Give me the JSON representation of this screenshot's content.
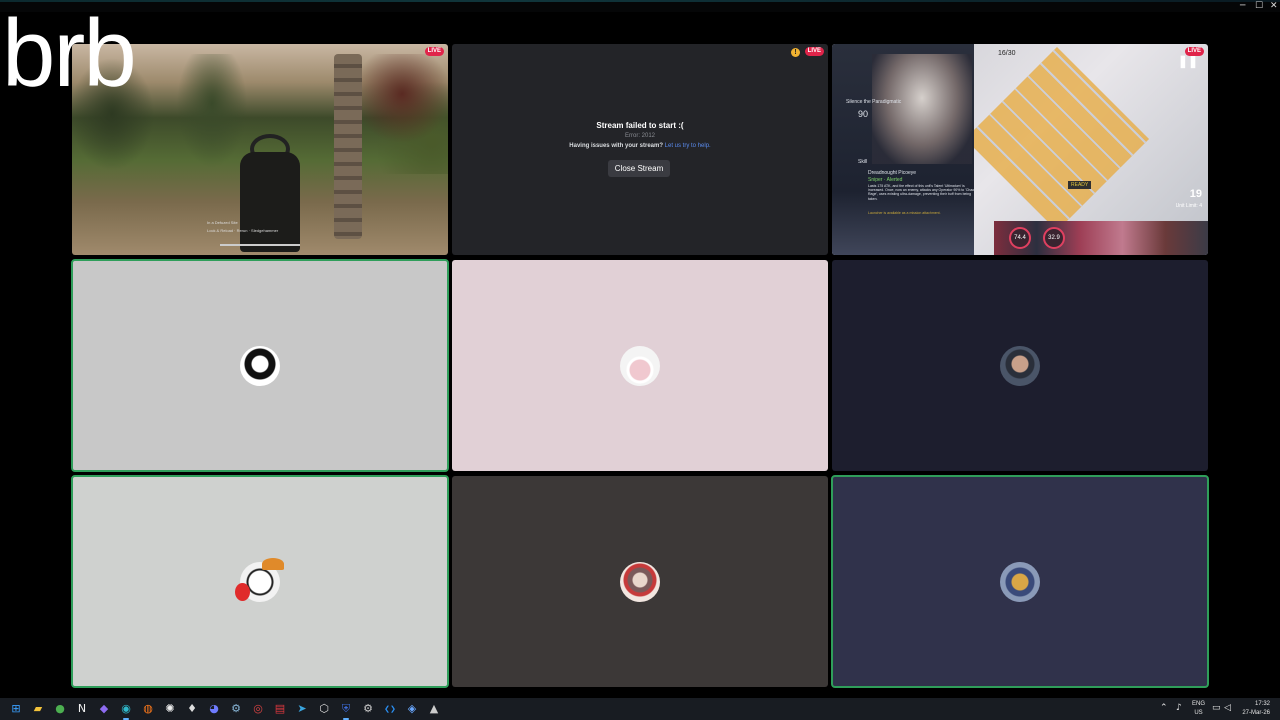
{
  "overlay_text": "brb",
  "window_controls": {
    "minimize": "─",
    "maximize": "☐",
    "close": "✕"
  },
  "live_badge": "LIVE",
  "warning_icon": "!",
  "stream_error": {
    "title": "Stream failed to start :(",
    "error_code": "Error: 2012",
    "help_text": "Having issues with your stream?",
    "help_link": "Let us try to help.",
    "close_button": "Close Stream"
  },
  "game1_hud": {
    "status_line_1": "In a Defuzed Site",
    "status_line_2": "Lock & Reload · Rerun · Sledgehammer"
  },
  "game3_hud": {
    "wave": "16/30",
    "stage_title": "Silence the Paradigmatic",
    "level": "90",
    "skill_label": "Skill",
    "operator_name": "Dreadnought Picoeye",
    "operator_tags": "Sniper · Alerted",
    "description": "Lasts 175 ATK, and the effect of this unit's Talent 'Ultimatum' is increased. Once, now an enemy, attacks any Operator 90% to 'Chaos Rage', uses existing ultra-damage, preventing their buff from being taken.",
    "footer_note": "Launcher is available as a mission attachment.",
    "ready": "READY",
    "deploy_cost": "19",
    "unit_limit": "Unit Limit: 4",
    "timer_a": "74.4",
    "timer_b": "32.9"
  },
  "taskbar": {
    "icons": [
      {
        "name": "windows-start-icon",
        "glyph": "⊞",
        "color": "#3aa0ff"
      },
      {
        "name": "file-explorer-icon",
        "glyph": "▰",
        "color": "#f2c23a"
      },
      {
        "name": "chrome-icon",
        "glyph": "●",
        "color": "#4caf50"
      },
      {
        "name": "notion-icon",
        "glyph": "N",
        "color": "#eeeeee"
      },
      {
        "name": "obsidian-icon",
        "glyph": "◆",
        "color": "#8e6cf2"
      },
      {
        "name": "edge-icon",
        "glyph": "◉",
        "color": "#2fb7c9"
      },
      {
        "name": "firefox-icon",
        "glyph": "◍",
        "color": "#ff7a1a"
      },
      {
        "name": "chatgpt-icon",
        "glyph": "✺",
        "color": "#eeeeee"
      },
      {
        "name": "vencord-icon",
        "glyph": "♦",
        "color": "#dddddd"
      },
      {
        "name": "discord-icon",
        "glyph": "◕",
        "color": "#6f7cff"
      },
      {
        "name": "steam-icon",
        "glyph": "⚙",
        "color": "#88b6d8"
      },
      {
        "name": "chrome-alt-icon",
        "glyph": "◎",
        "color": "#d44"
      },
      {
        "name": "app-red-icon",
        "glyph": "▤",
        "color": "#e0383e"
      },
      {
        "name": "telegram-icon",
        "glyph": "➤",
        "color": "#3aa6e0"
      },
      {
        "name": "unity-icon",
        "glyph": "⬡",
        "color": "#dddddd"
      },
      {
        "name": "bitwarden-icon",
        "glyph": "⛨",
        "color": "#3d6bd8"
      },
      {
        "name": "settings-icon",
        "glyph": "⚙",
        "color": "#cccccc"
      },
      {
        "name": "vscode-icon",
        "glyph": "❮❯",
        "color": "#2a8ff2"
      },
      {
        "name": "app-blue-icon",
        "glyph": "◈",
        "color": "#6aa8ff"
      },
      {
        "name": "arknights-icon",
        "glyph": "▲",
        "color": "#cccccc"
      }
    ],
    "tray": {
      "lang_top": "ENG",
      "lang_bottom": "US",
      "time": "17:32",
      "date": "27-Mar-26"
    }
  },
  "colors": {
    "live_red": "#e0244a",
    "speaking_green": "#2f9e5a",
    "link_blue": "#5b8cf0"
  }
}
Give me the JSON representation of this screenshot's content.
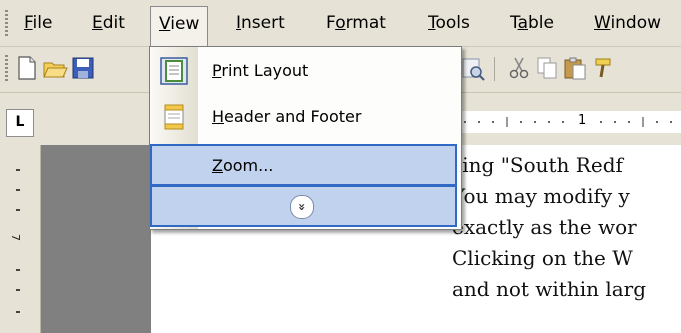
{
  "menubar": {
    "items": [
      {
        "label": "File",
        "accel": "F",
        "rest": "ile"
      },
      {
        "label": "Edit",
        "accel": "E",
        "rest": "dit"
      },
      {
        "label": "View",
        "accel": "V",
        "rest": "iew"
      },
      {
        "label": "Insert",
        "accel": "I",
        "rest": "nsert"
      },
      {
        "label": "Format",
        "pre": "F",
        "accel": "o",
        "rest": "rmat"
      },
      {
        "label": "Tools",
        "accel": "T",
        "rest": "ools"
      },
      {
        "label": "Table",
        "pre": "T",
        "accel": "a",
        "rest": "ble"
      },
      {
        "label": "Window",
        "accel": "W",
        "rest": "indow"
      }
    ]
  },
  "view_menu": {
    "items": [
      {
        "label": "Print Layout",
        "accel": "P",
        "rest": "rint Layout",
        "icon": "print-layout-icon"
      },
      {
        "label": "Header and Footer",
        "accel": "H",
        "rest": "eader and Footer",
        "icon": "header-footer-icon"
      },
      {
        "label": "Zoom...",
        "accel": "Z",
        "rest": "oom..."
      },
      {
        "label": "expand",
        "icon": "chevron-double-down-icon"
      }
    ]
  },
  "ruler": {
    "tab_selector": "L",
    "marker": "1"
  },
  "document": {
    "lines": [
      "sing \"South Redf",
      "You may modify y",
      "exactly as the wor",
      "Clicking on the W",
      "and not within larg"
    ]
  },
  "colors": {
    "chrome": "#e6e3d6",
    "highlight": "#c1d2ee",
    "highlight_border": "#316ac5"
  }
}
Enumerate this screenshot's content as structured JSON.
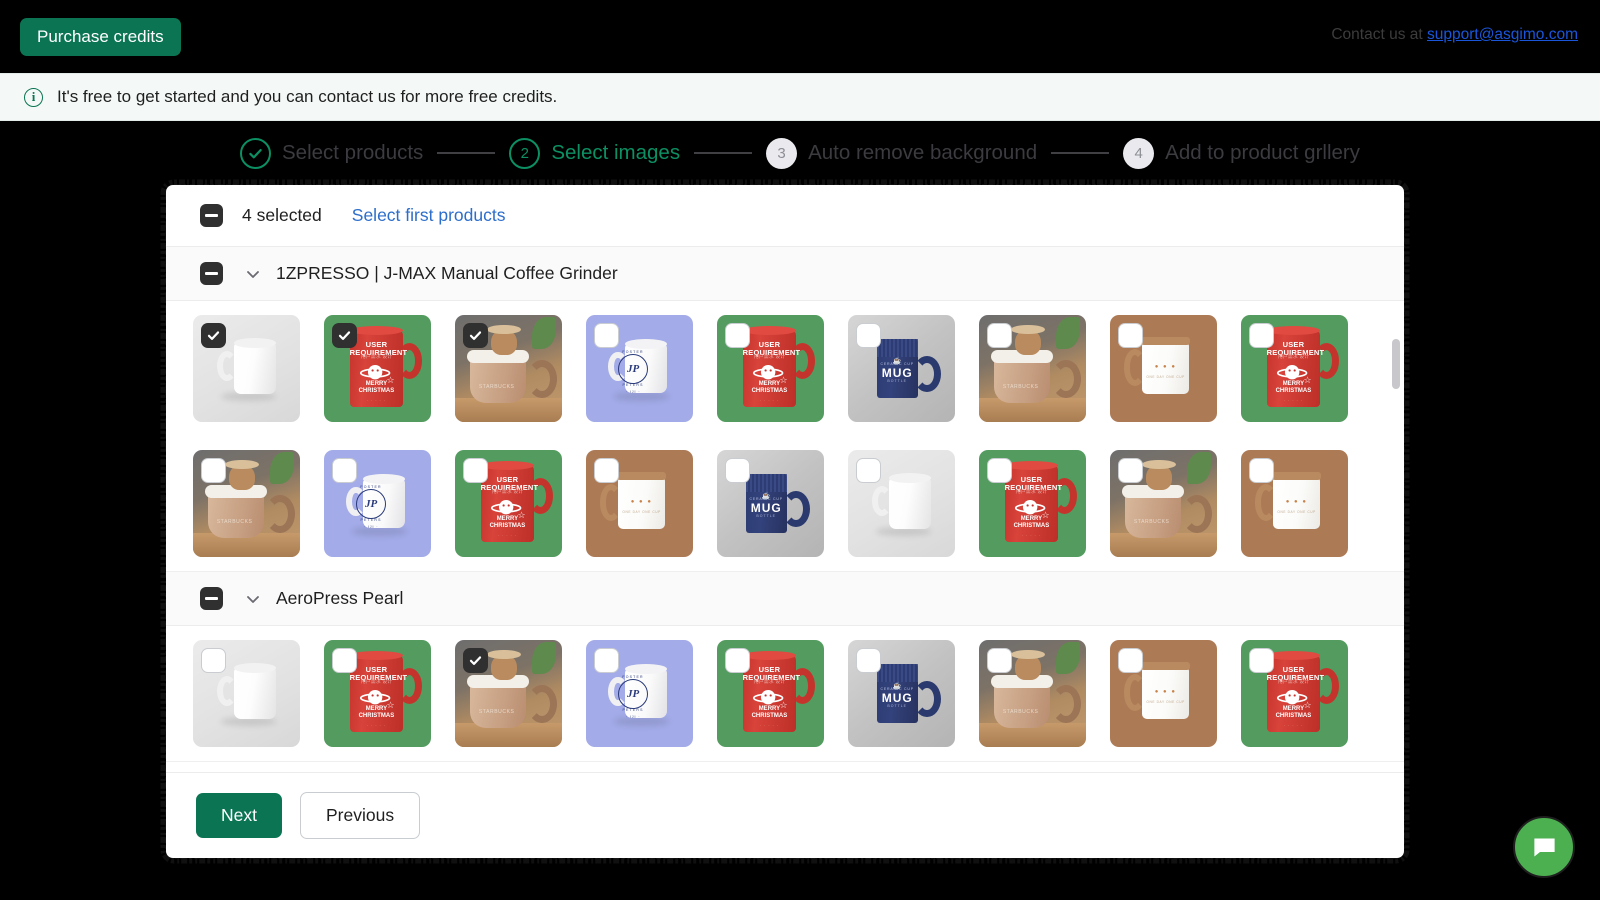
{
  "topbar": {
    "purchase_label": "Purchase credits",
    "contact_prefix": "Contact us at ",
    "contact_email": "support@asgimo.com"
  },
  "banner": {
    "icon": "info-icon",
    "text": "It's free to get started and you can contact us for more free credits."
  },
  "stepper": {
    "steps": [
      {
        "number": "✓",
        "label": "Select products",
        "state": "done"
      },
      {
        "number": "2",
        "label": "Select images",
        "state": "current"
      },
      {
        "number": "3",
        "label": "Auto remove background",
        "state": "todo"
      },
      {
        "number": "4",
        "label": "Add to product grllery",
        "state": "todo"
      }
    ]
  },
  "modal": {
    "select_all": {
      "checkbox_state": "indeterminate",
      "count_label": "4 selected",
      "link_label": "Select first products"
    },
    "groups": [
      {
        "checkbox_state": "indeterminate",
        "title": "1ZPRESSO | J-MAX Manual Coffee Grinder",
        "chevron": "chevron-down-icon",
        "rows": [
          {
            "thumbs": [
              {
                "art": "white-mug-grey",
                "checked": true
              },
              {
                "art": "red-xmas-green",
                "checked": true
              },
              {
                "art": "bear-starbucks",
                "checked": true
              },
              {
                "art": "foster-peters",
                "checked": false
              },
              {
                "art": "red-xmas-green",
                "checked": false
              },
              {
                "art": "navy-mug",
                "checked": false
              },
              {
                "art": "bear-starbucks",
                "checked": false
              },
              {
                "art": "enamel-tan",
                "checked": false
              },
              {
                "art": "red-xmas-green",
                "checked": false
              }
            ]
          },
          {
            "thumbs": [
              {
                "art": "bear-starbucks",
                "checked": false
              },
              {
                "art": "foster-peters",
                "checked": false
              },
              {
                "art": "red-xmas-green",
                "checked": false
              },
              {
                "art": "enamel-tan",
                "checked": false
              },
              {
                "art": "navy-mug",
                "checked": false
              },
              {
                "art": "white-mug-grey",
                "checked": false
              },
              {
                "art": "red-xmas-green",
                "checked": false
              },
              {
                "art": "bear-starbucks",
                "checked": false
              },
              {
                "art": "enamel-tan",
                "checked": false
              }
            ]
          }
        ]
      },
      {
        "checkbox_state": "indeterminate",
        "title": "AeroPress Pearl",
        "chevron": "chevron-down-icon",
        "rows": [
          {
            "thumbs": [
              {
                "art": "white-mug-grey",
                "checked": false
              },
              {
                "art": "red-xmas-green",
                "checked": false
              },
              {
                "art": "bear-starbucks",
                "checked": true
              },
              {
                "art": "foster-peters",
                "checked": false
              },
              {
                "art": "red-xmas-green",
                "checked": false
              },
              {
                "art": "navy-mug",
                "checked": false
              },
              {
                "art": "bear-starbucks",
                "checked": false
              },
              {
                "art": "enamel-tan",
                "checked": false
              },
              {
                "art": "red-xmas-green",
                "checked": false
              }
            ]
          }
        ]
      }
    ],
    "footer": {
      "next_label": "Next",
      "previous_label": "Previous"
    }
  },
  "chat": {
    "icon": "chat-bubble-icon",
    "accent": "#4caf50"
  },
  "artwork_text": {
    "red_title_1": "USER",
    "red_title_2": "REQUIREMENT",
    "red_sub": "用户需求 设计",
    "red_low_1": "MERRY",
    "red_low_2": "CHRISTMAS",
    "red_foot": "· · · · ·",
    "sb_brand": "STARBUCKS",
    "fp_mono": "JP",
    "fp_arc_top": "FOSTER",
    "fp_arc_bottom": "PETERS",
    "fp_tiny": "· IJI ·",
    "navy_label": "MUG",
    "navy_sub": "CERAMIC CUP",
    "navy_foot": "BOTTLE",
    "en_dots": "● ● ●",
    "en_sub": "ONE DAY ONE CUP"
  },
  "colors": {
    "brand_green": "#0b7553",
    "step_green": "#0b8f63",
    "link_blue": "#2c6ecb",
    "contact_blue": "#1a56db",
    "checkbox_dark": "#303030"
  }
}
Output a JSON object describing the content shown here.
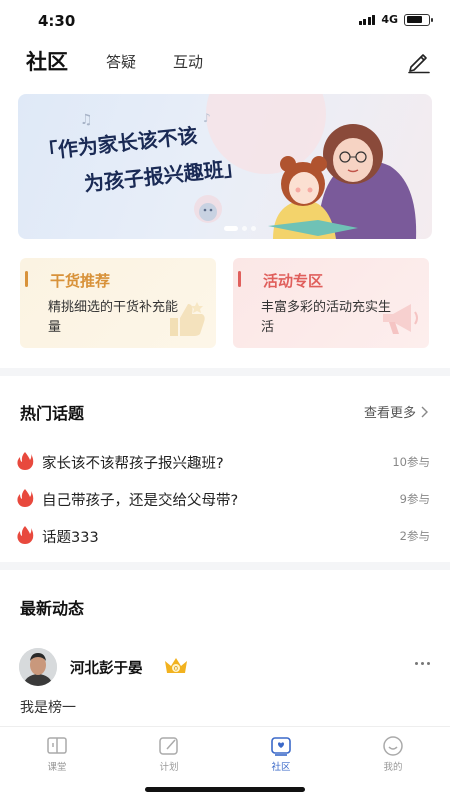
{
  "status_bar": {
    "time": "4:30",
    "network": "4G"
  },
  "top_tabs": [
    "社区",
    "答疑",
    "互动"
  ],
  "banner": {
    "line1": "「作为家长该不该",
    "line2": "为孩子报兴趣班」"
  },
  "cards": [
    {
      "title": "干货推荐",
      "desc": "精挑细选的干货补充能量",
      "accent": "#d8923a"
    },
    {
      "title": "活动专区",
      "desc": "丰富多彩的活动充实生活",
      "accent": "#e05f5c"
    }
  ],
  "hot_topics": {
    "title": "热门话题",
    "see_more": "查看更多",
    "items": [
      {
        "text": "家长该不该帮孩子报兴趣班?",
        "count": "10参与"
      },
      {
        "text": "自己带孩子，还是交给父母带?",
        "count": "9参与"
      },
      {
        "text": "话题333",
        "count": "2参与"
      }
    ]
  },
  "feed": {
    "title": "最新动态",
    "post": {
      "username": "河北彭于晏",
      "level": "0",
      "text": "我是榜一"
    }
  },
  "bottom_nav": [
    {
      "label": "课堂",
      "icon": "book-icon"
    },
    {
      "label": "计划",
      "icon": "edit-note-icon"
    },
    {
      "label": "社区",
      "icon": "community-chat-icon"
    },
    {
      "label": "我的",
      "icon": "smile-profile-icon"
    }
  ],
  "colors": {
    "accent": "#3a68c8",
    "flame": "#e8493d",
    "crown": "#f2b21f"
  }
}
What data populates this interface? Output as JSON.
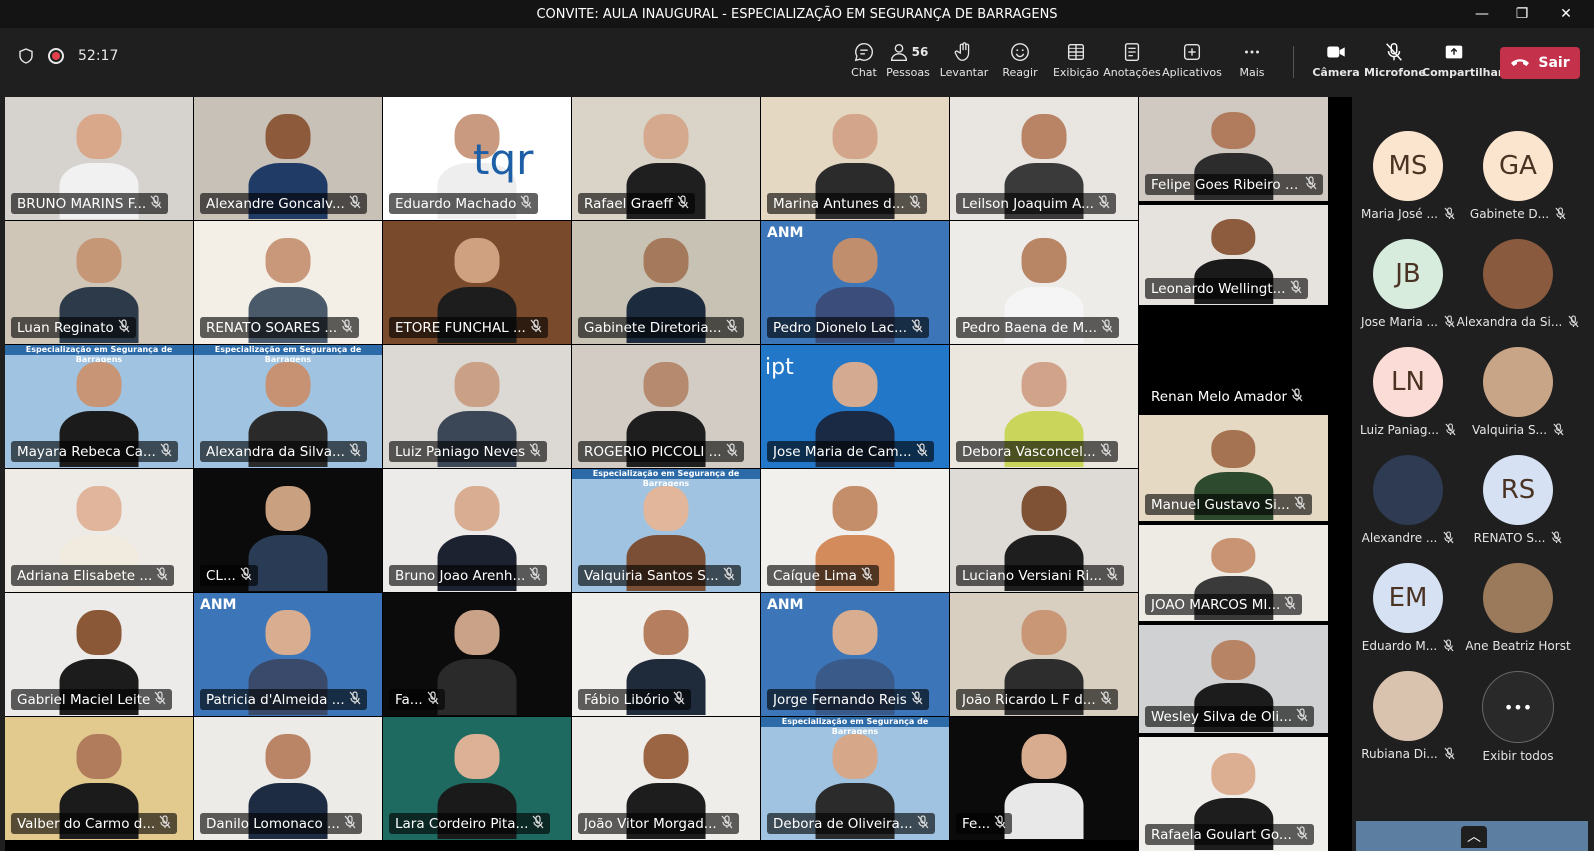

PROMPT: Report how many lines in the data contain the word "this", with no words besides the number.

FINAL RESULT: 5